**Instructions to follow**: Every line of the data must be copied exactly.

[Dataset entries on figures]
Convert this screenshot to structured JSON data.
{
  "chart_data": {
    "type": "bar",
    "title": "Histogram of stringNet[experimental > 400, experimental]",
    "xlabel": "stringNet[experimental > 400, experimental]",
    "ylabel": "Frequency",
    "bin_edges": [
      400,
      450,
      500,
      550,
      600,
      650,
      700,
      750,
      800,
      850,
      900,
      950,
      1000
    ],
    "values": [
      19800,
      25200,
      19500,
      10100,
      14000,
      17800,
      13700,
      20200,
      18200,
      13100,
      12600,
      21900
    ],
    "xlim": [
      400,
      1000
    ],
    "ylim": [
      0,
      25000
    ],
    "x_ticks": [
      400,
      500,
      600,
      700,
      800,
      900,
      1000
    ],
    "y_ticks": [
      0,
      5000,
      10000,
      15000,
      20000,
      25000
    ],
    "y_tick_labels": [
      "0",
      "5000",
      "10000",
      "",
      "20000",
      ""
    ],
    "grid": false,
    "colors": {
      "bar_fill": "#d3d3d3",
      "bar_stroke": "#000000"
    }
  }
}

**Complete output**:
Convert this screenshot to structured JSON data.
{
  "chart_data": {
    "type": "bar",
    "title": "Histogram of stringNet[experimental > 400, experimental]",
    "xlabel": "stringNet[experimental > 400, experimental]",
    "ylabel": "Frequency",
    "bin_edges": [
      400,
      450,
      500,
      550,
      600,
      650,
      700,
      750,
      800,
      850,
      900,
      950,
      1000
    ],
    "values": [
      19800,
      25200,
      19500,
      10100,
      14000,
      17800,
      13700,
      20200,
      18200,
      13100,
      12600,
      21900
    ],
    "xlim": [
      400,
      1000
    ],
    "ylim": [
      0,
      25000
    ],
    "x_ticks": [
      400,
      500,
      600,
      700,
      800,
      900,
      1000
    ],
    "y_ticks": [
      0,
      5000,
      10000,
      15000,
      20000,
      25000
    ],
    "y_tick_labels": [
      "0",
      "5000",
      "10000",
      "",
      "20000",
      ""
    ],
    "grid": false,
    "colors": {
      "bar_fill": "#d3d3d3",
      "bar_stroke": "#000000"
    }
  }
}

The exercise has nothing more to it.